[BEGIN INPUT ROWS]

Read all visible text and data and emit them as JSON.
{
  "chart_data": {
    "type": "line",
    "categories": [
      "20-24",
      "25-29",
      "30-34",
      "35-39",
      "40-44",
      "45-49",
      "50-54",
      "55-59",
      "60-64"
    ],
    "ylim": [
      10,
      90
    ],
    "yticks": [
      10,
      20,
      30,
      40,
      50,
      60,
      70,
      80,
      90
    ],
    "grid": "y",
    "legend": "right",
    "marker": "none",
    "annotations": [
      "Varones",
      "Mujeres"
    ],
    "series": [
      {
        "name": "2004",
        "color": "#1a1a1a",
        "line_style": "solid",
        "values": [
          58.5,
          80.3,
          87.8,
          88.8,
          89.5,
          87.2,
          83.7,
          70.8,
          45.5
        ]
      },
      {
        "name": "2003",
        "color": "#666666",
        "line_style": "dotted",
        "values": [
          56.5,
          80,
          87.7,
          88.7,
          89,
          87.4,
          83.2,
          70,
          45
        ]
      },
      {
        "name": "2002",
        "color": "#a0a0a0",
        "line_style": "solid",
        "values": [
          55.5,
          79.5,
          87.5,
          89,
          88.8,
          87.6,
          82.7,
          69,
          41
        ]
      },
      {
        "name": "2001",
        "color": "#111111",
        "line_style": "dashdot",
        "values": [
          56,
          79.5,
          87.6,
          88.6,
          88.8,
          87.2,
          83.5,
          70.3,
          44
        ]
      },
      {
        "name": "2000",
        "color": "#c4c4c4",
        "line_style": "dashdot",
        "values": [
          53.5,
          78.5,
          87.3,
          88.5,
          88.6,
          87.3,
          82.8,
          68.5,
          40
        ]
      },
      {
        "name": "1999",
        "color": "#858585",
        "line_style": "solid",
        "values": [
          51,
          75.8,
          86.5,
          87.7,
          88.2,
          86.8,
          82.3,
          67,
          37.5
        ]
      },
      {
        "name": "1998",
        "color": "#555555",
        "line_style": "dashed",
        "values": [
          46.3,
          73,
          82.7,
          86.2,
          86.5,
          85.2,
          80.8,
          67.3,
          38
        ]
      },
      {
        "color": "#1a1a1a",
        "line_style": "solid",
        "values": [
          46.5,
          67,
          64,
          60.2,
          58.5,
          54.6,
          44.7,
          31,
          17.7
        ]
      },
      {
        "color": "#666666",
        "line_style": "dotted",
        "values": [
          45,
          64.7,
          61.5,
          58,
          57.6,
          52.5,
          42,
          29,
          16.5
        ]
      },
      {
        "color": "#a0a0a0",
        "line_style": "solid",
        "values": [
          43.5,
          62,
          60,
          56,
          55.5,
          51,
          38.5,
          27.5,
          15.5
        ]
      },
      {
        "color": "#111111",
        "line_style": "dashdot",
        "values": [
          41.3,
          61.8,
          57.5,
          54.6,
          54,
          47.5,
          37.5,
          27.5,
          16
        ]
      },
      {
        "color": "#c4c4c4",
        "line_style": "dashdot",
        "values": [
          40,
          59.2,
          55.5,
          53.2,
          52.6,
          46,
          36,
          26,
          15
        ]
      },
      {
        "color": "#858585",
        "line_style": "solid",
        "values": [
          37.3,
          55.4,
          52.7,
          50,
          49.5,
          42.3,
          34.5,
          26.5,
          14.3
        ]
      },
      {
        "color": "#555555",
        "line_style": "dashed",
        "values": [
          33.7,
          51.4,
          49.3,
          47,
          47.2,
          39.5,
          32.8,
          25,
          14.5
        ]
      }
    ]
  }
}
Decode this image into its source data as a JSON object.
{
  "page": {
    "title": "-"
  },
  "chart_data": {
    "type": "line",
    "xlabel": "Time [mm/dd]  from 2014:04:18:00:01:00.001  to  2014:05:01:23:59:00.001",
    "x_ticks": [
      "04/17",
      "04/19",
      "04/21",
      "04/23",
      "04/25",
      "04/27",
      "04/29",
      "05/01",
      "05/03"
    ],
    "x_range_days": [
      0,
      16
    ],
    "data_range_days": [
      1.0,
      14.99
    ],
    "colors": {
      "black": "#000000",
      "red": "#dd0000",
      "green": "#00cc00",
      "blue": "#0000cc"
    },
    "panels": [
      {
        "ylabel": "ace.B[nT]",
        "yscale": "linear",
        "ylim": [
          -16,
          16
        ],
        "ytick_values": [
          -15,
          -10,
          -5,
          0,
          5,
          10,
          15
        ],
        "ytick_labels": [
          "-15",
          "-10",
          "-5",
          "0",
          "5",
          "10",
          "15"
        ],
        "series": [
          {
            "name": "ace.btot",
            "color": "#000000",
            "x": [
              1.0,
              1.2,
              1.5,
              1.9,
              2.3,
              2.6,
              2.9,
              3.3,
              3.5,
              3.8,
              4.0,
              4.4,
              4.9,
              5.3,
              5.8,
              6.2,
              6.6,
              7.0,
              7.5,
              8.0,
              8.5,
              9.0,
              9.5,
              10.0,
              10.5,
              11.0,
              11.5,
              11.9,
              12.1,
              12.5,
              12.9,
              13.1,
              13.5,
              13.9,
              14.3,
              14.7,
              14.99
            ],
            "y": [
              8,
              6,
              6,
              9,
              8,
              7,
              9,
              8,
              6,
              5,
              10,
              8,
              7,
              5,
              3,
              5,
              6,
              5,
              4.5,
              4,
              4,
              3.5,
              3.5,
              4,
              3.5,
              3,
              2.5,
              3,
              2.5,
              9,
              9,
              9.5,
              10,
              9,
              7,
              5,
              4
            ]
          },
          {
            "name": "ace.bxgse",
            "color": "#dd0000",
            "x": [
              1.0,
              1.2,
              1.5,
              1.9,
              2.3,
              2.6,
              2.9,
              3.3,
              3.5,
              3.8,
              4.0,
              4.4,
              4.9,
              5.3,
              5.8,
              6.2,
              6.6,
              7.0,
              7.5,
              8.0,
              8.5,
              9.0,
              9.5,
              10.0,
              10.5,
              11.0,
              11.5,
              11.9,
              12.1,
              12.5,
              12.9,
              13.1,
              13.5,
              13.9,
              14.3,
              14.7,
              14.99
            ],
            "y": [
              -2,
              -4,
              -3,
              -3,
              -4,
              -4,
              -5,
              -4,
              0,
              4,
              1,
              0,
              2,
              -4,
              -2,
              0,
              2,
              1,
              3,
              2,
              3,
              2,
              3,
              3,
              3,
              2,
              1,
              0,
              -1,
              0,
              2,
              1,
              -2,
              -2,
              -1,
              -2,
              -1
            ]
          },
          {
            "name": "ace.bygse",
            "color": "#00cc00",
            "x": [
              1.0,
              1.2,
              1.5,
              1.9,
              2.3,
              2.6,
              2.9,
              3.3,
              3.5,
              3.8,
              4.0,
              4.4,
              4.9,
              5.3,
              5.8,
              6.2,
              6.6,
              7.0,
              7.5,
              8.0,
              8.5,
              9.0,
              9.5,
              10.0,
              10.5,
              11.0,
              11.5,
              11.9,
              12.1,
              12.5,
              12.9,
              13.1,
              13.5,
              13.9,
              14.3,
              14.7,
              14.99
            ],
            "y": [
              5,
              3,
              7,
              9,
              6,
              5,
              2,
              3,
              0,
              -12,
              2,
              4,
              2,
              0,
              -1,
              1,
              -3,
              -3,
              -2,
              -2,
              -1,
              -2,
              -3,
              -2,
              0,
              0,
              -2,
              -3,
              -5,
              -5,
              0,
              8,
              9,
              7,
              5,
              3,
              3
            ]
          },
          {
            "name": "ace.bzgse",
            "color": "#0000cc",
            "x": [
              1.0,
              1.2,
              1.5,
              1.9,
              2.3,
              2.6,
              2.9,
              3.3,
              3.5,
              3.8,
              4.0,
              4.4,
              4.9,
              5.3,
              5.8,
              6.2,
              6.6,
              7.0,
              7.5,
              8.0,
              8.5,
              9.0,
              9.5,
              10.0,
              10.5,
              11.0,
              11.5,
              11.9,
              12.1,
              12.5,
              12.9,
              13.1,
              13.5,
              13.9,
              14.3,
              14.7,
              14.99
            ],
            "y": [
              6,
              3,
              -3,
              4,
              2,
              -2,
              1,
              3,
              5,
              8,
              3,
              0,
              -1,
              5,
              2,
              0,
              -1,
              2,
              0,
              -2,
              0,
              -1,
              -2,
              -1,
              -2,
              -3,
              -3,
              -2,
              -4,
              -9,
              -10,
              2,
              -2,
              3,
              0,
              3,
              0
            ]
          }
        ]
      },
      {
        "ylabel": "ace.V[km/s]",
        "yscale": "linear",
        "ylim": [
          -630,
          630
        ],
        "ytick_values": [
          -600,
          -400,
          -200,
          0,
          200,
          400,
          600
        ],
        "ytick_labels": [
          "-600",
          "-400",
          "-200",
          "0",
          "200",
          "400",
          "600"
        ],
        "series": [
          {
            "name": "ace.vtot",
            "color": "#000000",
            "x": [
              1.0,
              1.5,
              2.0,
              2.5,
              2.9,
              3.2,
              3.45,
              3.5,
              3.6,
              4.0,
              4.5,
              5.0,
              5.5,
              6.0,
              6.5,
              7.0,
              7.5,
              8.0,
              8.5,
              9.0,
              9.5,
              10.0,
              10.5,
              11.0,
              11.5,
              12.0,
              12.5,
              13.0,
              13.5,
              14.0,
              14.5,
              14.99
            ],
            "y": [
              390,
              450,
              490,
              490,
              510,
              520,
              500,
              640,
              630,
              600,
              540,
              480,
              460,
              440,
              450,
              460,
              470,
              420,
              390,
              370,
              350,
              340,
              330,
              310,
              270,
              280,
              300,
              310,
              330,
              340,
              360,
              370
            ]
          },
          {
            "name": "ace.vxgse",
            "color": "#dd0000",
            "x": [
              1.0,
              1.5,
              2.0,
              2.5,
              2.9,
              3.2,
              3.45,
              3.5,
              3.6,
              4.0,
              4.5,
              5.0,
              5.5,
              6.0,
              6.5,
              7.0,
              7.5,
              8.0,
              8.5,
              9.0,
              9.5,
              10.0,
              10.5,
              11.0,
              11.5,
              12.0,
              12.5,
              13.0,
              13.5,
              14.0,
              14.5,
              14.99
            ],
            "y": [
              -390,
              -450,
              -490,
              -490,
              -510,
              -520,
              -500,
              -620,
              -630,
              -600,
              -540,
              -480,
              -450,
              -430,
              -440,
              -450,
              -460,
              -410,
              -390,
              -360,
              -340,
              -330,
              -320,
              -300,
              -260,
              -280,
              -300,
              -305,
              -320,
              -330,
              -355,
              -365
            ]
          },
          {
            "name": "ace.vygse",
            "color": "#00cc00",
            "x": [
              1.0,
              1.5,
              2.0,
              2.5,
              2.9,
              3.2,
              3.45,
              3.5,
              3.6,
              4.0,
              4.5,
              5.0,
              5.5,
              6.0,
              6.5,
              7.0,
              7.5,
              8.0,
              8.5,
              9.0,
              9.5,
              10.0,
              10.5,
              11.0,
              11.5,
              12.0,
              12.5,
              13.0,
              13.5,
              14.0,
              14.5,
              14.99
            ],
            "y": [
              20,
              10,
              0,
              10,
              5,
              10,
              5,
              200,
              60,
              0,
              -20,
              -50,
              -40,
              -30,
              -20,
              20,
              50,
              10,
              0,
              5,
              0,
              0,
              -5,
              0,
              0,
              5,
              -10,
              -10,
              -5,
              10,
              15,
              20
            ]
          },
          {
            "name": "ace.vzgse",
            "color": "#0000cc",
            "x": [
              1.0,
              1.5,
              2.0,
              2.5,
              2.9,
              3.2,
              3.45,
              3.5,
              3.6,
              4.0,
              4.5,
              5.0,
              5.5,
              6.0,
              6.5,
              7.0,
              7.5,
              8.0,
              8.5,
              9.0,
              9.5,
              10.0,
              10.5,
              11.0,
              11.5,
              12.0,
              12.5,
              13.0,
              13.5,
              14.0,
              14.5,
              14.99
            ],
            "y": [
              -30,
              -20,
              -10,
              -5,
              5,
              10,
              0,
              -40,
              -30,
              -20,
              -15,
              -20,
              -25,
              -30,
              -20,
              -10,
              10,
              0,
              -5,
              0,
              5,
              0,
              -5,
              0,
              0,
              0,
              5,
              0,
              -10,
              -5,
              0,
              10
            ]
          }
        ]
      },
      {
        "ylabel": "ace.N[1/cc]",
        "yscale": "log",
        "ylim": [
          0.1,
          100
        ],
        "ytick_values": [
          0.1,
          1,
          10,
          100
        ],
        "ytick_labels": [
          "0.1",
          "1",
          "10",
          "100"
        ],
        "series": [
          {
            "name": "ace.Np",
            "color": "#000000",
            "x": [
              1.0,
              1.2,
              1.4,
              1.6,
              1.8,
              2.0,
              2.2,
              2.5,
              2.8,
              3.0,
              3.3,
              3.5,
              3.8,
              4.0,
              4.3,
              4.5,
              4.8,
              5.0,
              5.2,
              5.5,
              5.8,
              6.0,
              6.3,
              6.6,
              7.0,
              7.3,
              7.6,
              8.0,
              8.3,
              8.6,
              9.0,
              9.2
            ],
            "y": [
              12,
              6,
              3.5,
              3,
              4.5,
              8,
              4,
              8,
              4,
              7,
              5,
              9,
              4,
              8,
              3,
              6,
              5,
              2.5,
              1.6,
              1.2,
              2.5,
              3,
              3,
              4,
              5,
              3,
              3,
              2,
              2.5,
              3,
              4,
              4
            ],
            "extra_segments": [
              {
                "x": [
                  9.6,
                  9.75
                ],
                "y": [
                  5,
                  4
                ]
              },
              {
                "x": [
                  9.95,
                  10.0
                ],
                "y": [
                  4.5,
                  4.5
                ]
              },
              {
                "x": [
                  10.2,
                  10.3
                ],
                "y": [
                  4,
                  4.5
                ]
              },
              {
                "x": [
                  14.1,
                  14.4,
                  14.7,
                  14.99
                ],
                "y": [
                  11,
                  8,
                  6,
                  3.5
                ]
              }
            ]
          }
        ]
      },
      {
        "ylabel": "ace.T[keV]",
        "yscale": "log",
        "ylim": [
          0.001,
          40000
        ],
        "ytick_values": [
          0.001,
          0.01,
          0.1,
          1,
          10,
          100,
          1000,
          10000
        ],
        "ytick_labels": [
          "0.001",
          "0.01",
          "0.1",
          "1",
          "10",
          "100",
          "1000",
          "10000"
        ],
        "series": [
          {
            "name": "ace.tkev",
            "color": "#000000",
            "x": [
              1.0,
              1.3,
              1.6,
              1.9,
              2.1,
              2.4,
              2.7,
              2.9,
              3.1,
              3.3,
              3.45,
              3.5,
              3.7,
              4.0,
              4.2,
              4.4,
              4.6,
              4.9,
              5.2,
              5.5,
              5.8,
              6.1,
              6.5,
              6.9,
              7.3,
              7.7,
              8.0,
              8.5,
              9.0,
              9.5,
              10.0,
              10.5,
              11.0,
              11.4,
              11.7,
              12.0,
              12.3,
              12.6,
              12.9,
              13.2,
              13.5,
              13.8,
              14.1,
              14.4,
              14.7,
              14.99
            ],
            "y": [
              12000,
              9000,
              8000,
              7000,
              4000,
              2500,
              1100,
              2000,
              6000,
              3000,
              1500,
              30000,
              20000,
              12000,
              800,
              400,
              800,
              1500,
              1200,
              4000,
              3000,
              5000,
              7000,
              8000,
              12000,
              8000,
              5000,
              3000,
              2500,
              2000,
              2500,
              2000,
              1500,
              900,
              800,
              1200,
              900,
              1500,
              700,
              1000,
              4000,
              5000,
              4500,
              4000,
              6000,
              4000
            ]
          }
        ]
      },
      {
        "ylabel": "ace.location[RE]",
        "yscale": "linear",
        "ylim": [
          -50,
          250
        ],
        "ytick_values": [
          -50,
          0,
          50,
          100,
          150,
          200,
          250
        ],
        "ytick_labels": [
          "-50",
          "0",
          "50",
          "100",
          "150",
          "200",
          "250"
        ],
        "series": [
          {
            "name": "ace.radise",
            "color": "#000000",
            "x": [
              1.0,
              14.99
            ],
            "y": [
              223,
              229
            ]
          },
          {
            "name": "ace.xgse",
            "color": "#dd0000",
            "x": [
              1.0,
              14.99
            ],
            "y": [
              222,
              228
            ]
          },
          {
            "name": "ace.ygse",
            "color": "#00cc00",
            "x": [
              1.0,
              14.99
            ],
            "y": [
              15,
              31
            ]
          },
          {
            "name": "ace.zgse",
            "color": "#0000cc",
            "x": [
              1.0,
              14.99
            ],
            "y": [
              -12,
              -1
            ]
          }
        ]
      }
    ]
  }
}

[END INPUT ROWS]

- **DIRECTIONS FOR THIS TASK**:
Set out every line from the material that contains the string "ylabel".

- **CORRECT OUTPUT**:
        "ylabel": "ace.B[nT]",
        "ylabel": "ace.V[km/s]",
        "ylabel": "ace.N[1/cc]",
        "ylabel": "ace.T[keV]",
        "ylabel": "ace.location[RE]",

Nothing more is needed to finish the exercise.